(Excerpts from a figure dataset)

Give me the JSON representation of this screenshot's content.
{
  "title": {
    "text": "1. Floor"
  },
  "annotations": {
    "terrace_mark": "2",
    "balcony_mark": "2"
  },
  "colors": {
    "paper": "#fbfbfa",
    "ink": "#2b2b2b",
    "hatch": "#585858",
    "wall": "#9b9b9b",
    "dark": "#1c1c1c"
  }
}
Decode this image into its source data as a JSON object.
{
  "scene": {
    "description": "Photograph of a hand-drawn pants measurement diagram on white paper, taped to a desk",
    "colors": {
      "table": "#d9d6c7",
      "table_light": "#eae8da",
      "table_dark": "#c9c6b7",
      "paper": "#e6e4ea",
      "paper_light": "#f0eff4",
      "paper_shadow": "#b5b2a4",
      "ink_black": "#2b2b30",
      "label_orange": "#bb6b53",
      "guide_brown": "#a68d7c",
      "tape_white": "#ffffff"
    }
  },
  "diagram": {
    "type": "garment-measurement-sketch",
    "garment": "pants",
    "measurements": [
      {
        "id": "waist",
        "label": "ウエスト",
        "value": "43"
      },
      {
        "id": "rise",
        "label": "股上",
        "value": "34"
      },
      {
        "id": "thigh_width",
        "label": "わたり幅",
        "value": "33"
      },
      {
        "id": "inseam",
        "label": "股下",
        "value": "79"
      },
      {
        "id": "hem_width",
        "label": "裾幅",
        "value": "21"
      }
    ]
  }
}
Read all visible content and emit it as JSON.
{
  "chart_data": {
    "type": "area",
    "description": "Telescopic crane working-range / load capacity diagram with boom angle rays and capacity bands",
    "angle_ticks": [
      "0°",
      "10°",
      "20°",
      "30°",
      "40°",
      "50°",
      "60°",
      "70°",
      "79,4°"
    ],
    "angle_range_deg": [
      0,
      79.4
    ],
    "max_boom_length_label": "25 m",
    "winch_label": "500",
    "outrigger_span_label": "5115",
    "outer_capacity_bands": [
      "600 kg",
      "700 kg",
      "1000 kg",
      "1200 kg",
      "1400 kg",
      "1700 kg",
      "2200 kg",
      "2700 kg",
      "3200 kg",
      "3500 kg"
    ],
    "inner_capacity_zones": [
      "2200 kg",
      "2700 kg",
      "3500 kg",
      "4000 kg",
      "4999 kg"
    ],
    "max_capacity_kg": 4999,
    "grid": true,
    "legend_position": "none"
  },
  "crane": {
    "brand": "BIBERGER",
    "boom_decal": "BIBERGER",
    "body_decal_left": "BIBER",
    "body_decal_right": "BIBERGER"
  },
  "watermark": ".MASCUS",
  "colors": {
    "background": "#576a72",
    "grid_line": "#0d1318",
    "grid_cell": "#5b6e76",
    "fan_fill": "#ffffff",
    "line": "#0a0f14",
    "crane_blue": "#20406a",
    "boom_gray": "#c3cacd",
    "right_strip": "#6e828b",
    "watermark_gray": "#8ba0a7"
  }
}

YOUR OBJECTIVE - Each line of the listing should be copied exactly.

SOLUTION FOR THIS PROBLEM -
Give me the JSON representation of this screenshot's content.
{
  "title": {
    "text": "1. Floor"
  },
  "annotations": {
    "terrace_mark": "2",
    "balcony_mark": "2"
  },
  "colors": {
    "paper": "#fbfbfa",
    "ink": "#2b2b2b",
    "hatch": "#585858",
    "wall": "#9b9b9b",
    "dark": "#1c1c1c"
  }
}
Decode this image into its source data as a JSON object.
{
  "scene": {
    "description": "Photograph of a hand-drawn pants measurement diagram on white paper, taped to a desk",
    "colors": {
      "table": "#d9d6c7",
      "table_light": "#eae8da",
      "table_dark": "#c9c6b7",
      "paper": "#e6e4ea",
      "paper_light": "#f0eff4",
      "paper_shadow": "#b5b2a4",
      "ink_black": "#2b2b30",
      "label_orange": "#bb6b53",
      "guide_brown": "#a68d7c",
      "tape_white": "#ffffff"
    }
  },
  "diagram": {
    "type": "garment-measurement-sketch",
    "garment": "pants",
    "measurements": [
      {
        "id": "waist",
        "label": "ウエスト",
        "value": "43"
      },
      {
        "id": "rise",
        "label": "股上",
        "value": "34"
      },
      {
        "id": "thigh_width",
        "label": "わたり幅",
        "value": "33"
      },
      {
        "id": "inseam",
        "label": "股下",
        "value": "79"
      },
      {
        "id": "hem_width",
        "label": "裾幅",
        "value": "21"
      }
    ]
  }
}
Read all visible content and emit it as JSON.
{
  "chart_data": {
    "type": "area",
    "description": "Telescopic crane working-range / load capacity diagram with boom angle rays and capacity bands",
    "angle_ticks": [
      "0°",
      "10°",
      "20°",
      "30°",
      "40°",
      "50°",
      "60°",
      "70°",
      "79,4°"
    ],
    "angle_range_deg": [
      0,
      79.4
    ],
    "max_boom_length_label": "25 m",
    "winch_label": "500",
    "outrigger_span_label": "5115",
    "outer_capacity_bands": [
      "600 kg",
      "700 kg",
      "1000 kg",
      "1200 kg",
      "1400 kg",
      "1700 kg",
      "2200 kg",
      "2700 kg",
      "3200 kg",
      "3500 kg"
    ],
    "inner_capacity_zones": [
      "2200 kg",
      "2700 kg",
      "3500 kg",
      "4000 kg",
      "4999 kg"
    ],
    "max_capacity_kg": 4999,
    "grid": true,
    "legend_position": "none"
  },
  "crane": {
    "brand": "BIBERGER",
    "boom_decal": "BIBERGER",
    "body_decal_left": "BIBER",
    "body_decal_right": "BIBERGER"
  },
  "watermark": ".MASCUS",
  "colors": {
    "background": "#576a72",
    "grid_line": "#0d1318",
    "grid_cell": "#5b6e76",
    "fan_fill": "#ffffff",
    "line": "#0a0f14",
    "crane_blue": "#20406a",
    "boom_gray": "#c3cacd",
    "right_strip": "#6e828b",
    "watermark_gray": "#8ba0a7"
  }
}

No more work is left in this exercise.